===== Supplied data =====

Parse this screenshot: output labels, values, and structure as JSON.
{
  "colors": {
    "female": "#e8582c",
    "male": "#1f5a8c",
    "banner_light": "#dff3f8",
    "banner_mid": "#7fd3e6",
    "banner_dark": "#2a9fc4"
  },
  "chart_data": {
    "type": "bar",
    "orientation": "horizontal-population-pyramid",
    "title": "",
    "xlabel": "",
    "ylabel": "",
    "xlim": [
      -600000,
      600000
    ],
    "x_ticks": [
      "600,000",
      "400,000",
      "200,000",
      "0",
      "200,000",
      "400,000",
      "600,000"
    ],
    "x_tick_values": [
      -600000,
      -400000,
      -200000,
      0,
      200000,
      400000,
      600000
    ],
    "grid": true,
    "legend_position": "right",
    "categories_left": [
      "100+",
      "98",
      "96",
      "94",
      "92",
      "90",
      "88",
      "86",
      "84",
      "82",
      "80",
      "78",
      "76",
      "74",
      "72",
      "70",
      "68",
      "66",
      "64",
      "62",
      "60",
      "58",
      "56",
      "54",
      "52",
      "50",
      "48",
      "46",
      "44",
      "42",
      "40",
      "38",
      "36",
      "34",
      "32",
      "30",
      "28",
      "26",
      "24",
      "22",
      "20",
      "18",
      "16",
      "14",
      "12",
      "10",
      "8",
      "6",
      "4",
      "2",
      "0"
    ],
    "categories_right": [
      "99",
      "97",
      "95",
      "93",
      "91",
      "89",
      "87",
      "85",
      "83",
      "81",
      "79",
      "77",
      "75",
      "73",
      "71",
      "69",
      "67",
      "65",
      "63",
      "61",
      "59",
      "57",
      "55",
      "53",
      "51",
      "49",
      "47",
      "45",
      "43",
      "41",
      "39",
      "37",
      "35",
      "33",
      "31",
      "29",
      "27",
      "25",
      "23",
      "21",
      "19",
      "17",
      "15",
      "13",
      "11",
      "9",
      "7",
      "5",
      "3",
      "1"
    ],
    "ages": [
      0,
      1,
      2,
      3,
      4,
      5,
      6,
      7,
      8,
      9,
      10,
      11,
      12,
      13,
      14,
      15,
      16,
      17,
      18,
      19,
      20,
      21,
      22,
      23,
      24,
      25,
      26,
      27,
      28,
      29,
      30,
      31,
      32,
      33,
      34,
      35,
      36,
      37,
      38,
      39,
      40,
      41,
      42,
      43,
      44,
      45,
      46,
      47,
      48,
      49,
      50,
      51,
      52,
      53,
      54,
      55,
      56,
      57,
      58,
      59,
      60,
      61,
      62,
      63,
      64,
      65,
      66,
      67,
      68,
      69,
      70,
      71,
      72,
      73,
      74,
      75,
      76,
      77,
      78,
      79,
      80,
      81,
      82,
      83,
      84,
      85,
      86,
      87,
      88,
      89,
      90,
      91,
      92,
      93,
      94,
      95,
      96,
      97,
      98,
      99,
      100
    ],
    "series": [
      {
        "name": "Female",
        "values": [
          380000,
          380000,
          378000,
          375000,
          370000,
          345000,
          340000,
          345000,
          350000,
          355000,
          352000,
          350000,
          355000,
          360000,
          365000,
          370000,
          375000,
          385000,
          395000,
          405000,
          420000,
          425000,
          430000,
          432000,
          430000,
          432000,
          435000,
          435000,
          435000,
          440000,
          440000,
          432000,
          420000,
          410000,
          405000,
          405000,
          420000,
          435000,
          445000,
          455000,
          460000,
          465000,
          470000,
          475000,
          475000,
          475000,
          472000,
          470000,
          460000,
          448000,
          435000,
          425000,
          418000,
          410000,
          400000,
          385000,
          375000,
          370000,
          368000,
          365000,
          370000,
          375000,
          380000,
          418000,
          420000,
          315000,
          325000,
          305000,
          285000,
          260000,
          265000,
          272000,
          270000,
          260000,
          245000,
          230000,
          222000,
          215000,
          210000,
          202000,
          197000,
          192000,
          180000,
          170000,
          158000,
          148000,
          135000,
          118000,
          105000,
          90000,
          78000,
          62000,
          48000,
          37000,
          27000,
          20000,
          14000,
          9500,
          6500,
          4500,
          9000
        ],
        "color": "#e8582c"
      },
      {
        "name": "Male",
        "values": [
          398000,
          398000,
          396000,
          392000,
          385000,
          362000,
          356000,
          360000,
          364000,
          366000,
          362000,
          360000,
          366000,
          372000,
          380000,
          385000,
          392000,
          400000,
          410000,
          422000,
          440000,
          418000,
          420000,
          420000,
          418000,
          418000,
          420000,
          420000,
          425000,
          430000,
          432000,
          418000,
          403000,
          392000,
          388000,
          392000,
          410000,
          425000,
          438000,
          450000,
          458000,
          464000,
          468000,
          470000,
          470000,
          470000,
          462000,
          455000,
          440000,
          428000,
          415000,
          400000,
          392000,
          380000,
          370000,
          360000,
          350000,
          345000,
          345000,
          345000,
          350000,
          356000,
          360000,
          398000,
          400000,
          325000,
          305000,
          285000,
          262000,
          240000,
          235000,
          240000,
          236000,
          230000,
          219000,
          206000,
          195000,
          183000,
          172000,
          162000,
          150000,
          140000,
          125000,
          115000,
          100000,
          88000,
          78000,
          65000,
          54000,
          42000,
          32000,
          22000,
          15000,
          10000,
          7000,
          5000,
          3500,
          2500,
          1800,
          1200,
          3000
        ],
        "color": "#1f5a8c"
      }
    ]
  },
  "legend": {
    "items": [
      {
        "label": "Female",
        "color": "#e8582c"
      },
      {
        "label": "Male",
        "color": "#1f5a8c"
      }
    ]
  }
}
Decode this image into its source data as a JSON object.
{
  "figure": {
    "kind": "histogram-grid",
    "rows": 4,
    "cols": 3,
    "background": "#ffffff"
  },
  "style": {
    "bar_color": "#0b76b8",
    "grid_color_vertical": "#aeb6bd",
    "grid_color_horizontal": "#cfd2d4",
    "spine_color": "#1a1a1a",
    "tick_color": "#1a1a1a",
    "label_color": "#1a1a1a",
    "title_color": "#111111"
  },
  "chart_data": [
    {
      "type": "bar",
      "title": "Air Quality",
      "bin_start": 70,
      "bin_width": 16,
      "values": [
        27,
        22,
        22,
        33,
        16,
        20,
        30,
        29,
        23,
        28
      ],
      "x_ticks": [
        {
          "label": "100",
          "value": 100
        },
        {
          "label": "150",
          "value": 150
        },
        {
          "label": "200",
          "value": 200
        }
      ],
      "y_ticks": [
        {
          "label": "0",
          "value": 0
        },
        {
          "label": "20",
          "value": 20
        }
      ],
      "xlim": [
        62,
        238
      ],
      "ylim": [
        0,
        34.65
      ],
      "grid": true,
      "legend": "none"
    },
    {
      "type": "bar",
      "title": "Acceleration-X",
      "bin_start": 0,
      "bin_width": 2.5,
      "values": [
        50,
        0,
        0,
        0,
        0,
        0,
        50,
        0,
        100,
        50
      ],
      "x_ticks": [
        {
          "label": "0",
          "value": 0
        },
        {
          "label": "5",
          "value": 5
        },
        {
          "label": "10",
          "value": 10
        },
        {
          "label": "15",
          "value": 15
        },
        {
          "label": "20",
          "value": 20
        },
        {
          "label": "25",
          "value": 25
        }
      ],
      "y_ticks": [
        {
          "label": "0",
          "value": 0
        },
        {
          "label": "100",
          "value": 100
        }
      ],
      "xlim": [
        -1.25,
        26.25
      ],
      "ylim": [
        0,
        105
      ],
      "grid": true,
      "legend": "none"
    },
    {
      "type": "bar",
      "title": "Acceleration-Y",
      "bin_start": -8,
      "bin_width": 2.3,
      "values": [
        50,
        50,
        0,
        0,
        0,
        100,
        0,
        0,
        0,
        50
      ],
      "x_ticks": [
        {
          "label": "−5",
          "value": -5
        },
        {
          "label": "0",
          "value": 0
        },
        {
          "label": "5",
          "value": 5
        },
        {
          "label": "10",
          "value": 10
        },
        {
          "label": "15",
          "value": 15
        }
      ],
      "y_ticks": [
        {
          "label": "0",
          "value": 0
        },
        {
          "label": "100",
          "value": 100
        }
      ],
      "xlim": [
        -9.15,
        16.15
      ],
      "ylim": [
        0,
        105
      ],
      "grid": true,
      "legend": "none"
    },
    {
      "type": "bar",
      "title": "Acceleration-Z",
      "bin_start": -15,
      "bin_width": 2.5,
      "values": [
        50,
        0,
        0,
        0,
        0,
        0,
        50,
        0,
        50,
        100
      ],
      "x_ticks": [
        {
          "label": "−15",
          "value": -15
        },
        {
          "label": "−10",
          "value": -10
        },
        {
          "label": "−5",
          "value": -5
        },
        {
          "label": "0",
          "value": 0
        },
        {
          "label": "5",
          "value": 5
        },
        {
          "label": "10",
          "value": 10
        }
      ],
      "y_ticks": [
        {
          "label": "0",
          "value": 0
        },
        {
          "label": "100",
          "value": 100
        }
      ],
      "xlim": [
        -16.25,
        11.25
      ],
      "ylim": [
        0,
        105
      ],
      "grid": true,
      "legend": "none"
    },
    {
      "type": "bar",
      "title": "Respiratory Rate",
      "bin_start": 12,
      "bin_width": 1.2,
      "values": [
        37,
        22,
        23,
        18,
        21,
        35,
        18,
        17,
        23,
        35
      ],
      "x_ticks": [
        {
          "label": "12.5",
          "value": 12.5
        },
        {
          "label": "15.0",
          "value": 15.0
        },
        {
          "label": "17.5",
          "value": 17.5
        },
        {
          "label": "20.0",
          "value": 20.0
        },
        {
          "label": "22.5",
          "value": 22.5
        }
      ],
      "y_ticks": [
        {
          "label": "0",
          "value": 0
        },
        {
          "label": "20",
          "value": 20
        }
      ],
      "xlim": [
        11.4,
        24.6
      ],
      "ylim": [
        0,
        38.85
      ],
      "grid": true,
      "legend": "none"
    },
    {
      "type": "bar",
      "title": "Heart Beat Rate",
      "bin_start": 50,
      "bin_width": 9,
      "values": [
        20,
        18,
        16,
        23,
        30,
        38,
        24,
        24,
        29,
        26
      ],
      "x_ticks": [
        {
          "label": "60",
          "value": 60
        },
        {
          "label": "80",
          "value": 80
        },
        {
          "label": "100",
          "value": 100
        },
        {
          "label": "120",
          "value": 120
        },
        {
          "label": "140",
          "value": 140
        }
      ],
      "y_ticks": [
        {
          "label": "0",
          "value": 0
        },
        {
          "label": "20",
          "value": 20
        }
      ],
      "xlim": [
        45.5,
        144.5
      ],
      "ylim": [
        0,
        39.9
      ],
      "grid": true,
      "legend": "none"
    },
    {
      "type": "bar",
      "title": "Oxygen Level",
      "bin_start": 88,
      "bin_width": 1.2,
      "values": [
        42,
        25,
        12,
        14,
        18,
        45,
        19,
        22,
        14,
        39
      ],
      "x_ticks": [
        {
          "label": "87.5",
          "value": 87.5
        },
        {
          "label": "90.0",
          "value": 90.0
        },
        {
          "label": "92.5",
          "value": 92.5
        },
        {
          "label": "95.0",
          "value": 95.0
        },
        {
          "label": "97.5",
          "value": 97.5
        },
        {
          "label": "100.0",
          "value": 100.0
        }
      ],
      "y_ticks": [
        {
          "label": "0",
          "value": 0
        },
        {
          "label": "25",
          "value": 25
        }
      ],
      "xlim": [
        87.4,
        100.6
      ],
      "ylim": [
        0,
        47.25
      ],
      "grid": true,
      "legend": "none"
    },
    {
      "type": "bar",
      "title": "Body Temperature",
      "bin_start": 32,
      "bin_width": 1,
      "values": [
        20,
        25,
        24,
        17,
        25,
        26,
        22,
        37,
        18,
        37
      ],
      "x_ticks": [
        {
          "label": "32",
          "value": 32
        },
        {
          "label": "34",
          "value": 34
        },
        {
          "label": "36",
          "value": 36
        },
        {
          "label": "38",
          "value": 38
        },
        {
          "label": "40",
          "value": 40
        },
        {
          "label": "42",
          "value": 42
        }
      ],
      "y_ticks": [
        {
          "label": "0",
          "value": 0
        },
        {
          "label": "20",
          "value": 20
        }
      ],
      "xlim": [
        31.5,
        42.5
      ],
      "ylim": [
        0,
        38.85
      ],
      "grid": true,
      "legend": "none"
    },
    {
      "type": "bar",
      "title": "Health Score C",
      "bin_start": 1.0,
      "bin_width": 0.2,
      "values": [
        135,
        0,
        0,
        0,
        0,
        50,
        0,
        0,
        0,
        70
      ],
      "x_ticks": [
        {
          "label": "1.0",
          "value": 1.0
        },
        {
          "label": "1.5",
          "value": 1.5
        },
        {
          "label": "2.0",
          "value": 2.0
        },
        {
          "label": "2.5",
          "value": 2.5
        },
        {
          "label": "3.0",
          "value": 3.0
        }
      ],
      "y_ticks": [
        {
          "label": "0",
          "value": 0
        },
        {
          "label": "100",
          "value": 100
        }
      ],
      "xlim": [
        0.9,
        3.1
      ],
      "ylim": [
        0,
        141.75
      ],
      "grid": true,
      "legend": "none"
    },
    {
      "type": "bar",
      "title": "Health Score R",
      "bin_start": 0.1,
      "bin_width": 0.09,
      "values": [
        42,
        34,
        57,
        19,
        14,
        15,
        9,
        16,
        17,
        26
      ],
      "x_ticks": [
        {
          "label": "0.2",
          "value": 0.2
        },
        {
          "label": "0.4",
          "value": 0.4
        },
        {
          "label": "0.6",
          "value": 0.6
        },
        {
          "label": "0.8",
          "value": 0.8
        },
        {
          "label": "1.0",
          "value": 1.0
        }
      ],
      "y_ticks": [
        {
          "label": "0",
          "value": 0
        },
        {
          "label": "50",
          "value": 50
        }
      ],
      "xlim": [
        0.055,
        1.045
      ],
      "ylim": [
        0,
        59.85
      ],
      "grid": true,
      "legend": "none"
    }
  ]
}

=====

→ **Instructions for the task**
Where a line above includes "this", copy that line.

→ **Result of the task**
Parse this screenshot: output labels, values, and structure as JSON.
Decode this image into its source data as a JSON object.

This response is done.